AIM:
Transcribe the entries that follow exactly as they appear, minus pictures.

-------- EXCERPTED DATA --------

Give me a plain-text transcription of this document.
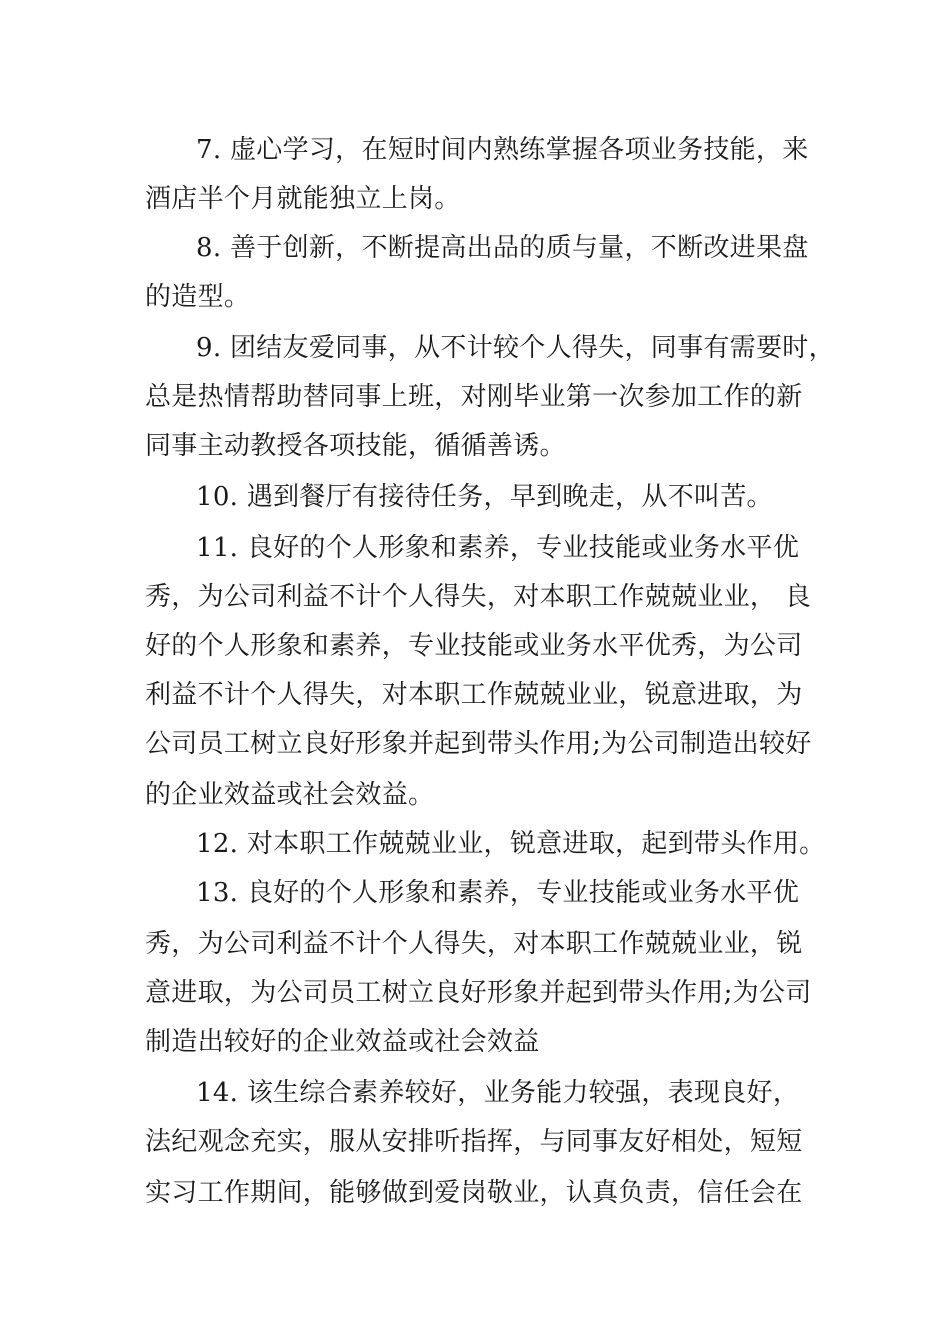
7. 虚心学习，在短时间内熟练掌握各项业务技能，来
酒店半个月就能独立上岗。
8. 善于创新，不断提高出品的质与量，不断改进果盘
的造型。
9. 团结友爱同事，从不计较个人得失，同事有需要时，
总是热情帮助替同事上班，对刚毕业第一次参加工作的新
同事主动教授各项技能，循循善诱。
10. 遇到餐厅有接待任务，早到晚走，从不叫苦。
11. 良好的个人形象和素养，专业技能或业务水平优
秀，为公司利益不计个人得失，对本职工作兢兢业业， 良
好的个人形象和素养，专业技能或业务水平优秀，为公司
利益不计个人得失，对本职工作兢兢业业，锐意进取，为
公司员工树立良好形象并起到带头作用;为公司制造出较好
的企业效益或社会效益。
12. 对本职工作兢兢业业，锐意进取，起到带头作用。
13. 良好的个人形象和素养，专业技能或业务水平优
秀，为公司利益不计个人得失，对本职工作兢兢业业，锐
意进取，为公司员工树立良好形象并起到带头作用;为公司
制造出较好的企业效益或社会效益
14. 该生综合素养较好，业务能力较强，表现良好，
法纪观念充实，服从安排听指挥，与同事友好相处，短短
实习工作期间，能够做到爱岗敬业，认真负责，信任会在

--------

SOLUTION FOR THIS PROBLEM:
Give me a plain-text transcription of this document.
7. 虚心学习，在短时间内熟练掌握各项业务技能，来
酒店半个月就能独立上岗。
8. 善于创新，不断提高出品的质与量，不断改进果盘
的造型。
9. 团结友爱同事，从不计较个人得失，同事有需要时，
总是热情帮助替同事上班，对刚毕业第一次参加工作的新
同事主动教授各项技能，循循善诱。
10. 遇到餐厅有接待任务，早到晚走，从不叫苦。
11. 良好的个人形象和素养，专业技能或业务水平优
秀，为公司利益不计个人得失，对本职工作兢兢业业， 良
好的个人形象和素养，专业技能或业务水平优秀，为公司
利益不计个人得失，对本职工作兢兢业业，锐意进取，为
公司员工树立良好形象并起到带头作用;为公司制造出较好
的企业效益或社会效益。
12. 对本职工作兢兢业业，锐意进取，起到带头作用。
13. 良好的个人形象和素养，专业技能或业务水平优
秀，为公司利益不计个人得失，对本职工作兢兢业业，锐
意进取，为公司员工树立良好形象并起到带头作用;为公司
制造出较好的企业效益或社会效益
14. 该生综合素养较好，业务能力较强，表现良好，
法纪观念充实，服从安排听指挥，与同事友好相处，短短
实习工作期间，能够做到爱岗敬业，认真负责，信任会在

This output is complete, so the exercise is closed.